** Start of GIVEN DATA **

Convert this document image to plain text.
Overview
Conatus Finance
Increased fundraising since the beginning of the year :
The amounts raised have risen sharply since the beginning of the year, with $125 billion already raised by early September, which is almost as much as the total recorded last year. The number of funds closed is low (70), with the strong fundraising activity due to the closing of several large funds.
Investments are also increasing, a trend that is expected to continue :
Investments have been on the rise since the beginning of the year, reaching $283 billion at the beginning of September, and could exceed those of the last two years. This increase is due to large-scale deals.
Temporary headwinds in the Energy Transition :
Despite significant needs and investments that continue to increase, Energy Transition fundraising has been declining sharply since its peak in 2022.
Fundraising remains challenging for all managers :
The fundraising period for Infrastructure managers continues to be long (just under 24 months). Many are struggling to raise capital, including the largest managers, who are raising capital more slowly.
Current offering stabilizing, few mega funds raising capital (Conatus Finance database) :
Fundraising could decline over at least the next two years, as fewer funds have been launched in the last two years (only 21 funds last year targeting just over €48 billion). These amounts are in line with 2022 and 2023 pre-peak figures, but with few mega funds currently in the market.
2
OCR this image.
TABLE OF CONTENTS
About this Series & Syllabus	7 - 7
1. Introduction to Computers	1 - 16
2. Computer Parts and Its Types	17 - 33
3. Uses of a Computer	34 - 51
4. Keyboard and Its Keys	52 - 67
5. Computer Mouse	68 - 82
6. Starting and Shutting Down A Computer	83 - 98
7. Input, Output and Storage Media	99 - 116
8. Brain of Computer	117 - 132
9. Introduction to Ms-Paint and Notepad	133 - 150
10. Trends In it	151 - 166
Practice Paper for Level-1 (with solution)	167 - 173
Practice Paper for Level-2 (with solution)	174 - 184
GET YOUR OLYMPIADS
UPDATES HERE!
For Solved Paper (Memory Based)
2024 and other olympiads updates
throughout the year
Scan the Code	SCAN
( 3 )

** End of GIVEN DATA **

## TASK PROMPT
Reply with nothing but a number: how many lines of the entries above contain the string "Finance"?

## THE REPLY
2